EXERCISE PROMPT
Repeat all of the records verbatim.
** start of DATA LISTING **
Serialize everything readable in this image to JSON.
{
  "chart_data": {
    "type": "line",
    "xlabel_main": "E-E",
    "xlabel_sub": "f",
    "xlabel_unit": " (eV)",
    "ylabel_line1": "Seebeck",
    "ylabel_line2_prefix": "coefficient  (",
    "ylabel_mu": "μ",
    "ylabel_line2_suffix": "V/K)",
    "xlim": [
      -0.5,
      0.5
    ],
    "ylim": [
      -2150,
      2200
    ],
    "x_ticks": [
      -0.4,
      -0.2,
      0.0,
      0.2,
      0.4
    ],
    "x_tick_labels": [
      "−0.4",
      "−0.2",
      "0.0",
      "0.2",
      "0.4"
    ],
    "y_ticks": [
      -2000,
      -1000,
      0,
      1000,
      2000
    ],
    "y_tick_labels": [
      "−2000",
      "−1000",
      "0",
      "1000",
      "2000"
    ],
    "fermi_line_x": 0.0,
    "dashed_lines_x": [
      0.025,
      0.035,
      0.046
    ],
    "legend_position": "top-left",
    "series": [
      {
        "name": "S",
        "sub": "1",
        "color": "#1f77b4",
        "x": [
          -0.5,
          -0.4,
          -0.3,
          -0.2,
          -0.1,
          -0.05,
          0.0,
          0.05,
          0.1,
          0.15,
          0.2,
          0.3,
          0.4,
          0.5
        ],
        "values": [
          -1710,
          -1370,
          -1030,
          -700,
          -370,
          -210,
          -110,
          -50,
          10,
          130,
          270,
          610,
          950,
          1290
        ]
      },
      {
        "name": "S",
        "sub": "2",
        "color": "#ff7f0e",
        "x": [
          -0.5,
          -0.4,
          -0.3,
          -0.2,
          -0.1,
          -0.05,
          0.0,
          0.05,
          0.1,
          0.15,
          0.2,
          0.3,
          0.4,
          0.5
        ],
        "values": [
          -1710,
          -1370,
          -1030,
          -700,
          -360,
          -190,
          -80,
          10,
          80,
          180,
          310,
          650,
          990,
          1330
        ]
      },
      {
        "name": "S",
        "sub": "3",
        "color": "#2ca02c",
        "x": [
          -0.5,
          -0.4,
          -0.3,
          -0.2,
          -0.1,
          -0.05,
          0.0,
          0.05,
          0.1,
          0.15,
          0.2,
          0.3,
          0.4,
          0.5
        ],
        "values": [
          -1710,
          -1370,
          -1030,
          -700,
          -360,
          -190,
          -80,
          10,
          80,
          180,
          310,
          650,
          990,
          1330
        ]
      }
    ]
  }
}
** end of DATA LISTING **
OUTPUT
Serialize everything readable in this image to JSON.
{
  "chart_data": {
    "type": "line",
    "xlabel_main": "E-E",
    "xlabel_sub": "f",
    "xlabel_unit": " (eV)",
    "ylabel_line1": "Seebeck",
    "ylabel_line2_prefix": "coefficient  (",
    "ylabel_mu": "μ",
    "ylabel_line2_suffix": "V/K)",
    "xlim": [
      -0.5,
      0.5
    ],
    "ylim": [
      -2150,
      2200
    ],
    "x_ticks": [
      -0.4,
      -0.2,
      0.0,
      0.2,
      0.4
    ],
    "x_tick_labels": [
      "−0.4",
      "−0.2",
      "0.0",
      "0.2",
      "0.4"
    ],
    "y_ticks": [
      -2000,
      -1000,
      0,
      1000,
      2000
    ],
    "y_tick_labels": [
      "−2000",
      "−1000",
      "0",
      "1000",
      "2000"
    ],
    "fermi_line_x": 0.0,
    "dashed_lines_x": [
      0.025,
      0.035,
      0.046
    ],
    "legend_position": "top-left",
    "series": [
      {
        "name": "S",
        "sub": "1",
        "color": "#1f77b4",
        "x": [
          -0.5,
          -0.4,
          -0.3,
          -0.2,
          -0.1,
          -0.05,
          0.0,
          0.05,
          0.1,
          0.15,
          0.2,
          0.3,
          0.4,
          0.5
        ],
        "values": [
          -1710,
          -1370,
          -1030,
          -700,
          -370,
          -210,
          -110,
          -50,
          10,
          130,
          270,
          610,
          950,
          1290
        ]
      },
      {
        "name": "S",
        "sub": "2",
        "color": "#ff7f0e",
        "x": [
          -0.5,
          -0.4,
          -0.3,
          -0.2,
          -0.1,
          -0.05,
          0.0,
          0.05,
          0.1,
          0.15,
          0.2,
          0.3,
          0.4,
          0.5
        ],
        "values": [
          -1710,
          -1370,
          -1030,
          -700,
          -360,
          -190,
          -80,
          10,
          80,
          180,
          310,
          650,
          990,
          1330
        ]
      },
      {
        "name": "S",
        "sub": "3",
        "color": "#2ca02c",
        "x": [
          -0.5,
          -0.4,
          -0.3,
          -0.2,
          -0.1,
          -0.05,
          0.0,
          0.05,
          0.1,
          0.15,
          0.2,
          0.3,
          0.4,
          0.5
        ],
        "values": [
          -1710,
          -1370,
          -1030,
          -700,
          -360,
          -190,
          -80,
          10,
          80,
          180,
          310,
          650,
          990,
          1330
        ]
      }
    ]
  }
}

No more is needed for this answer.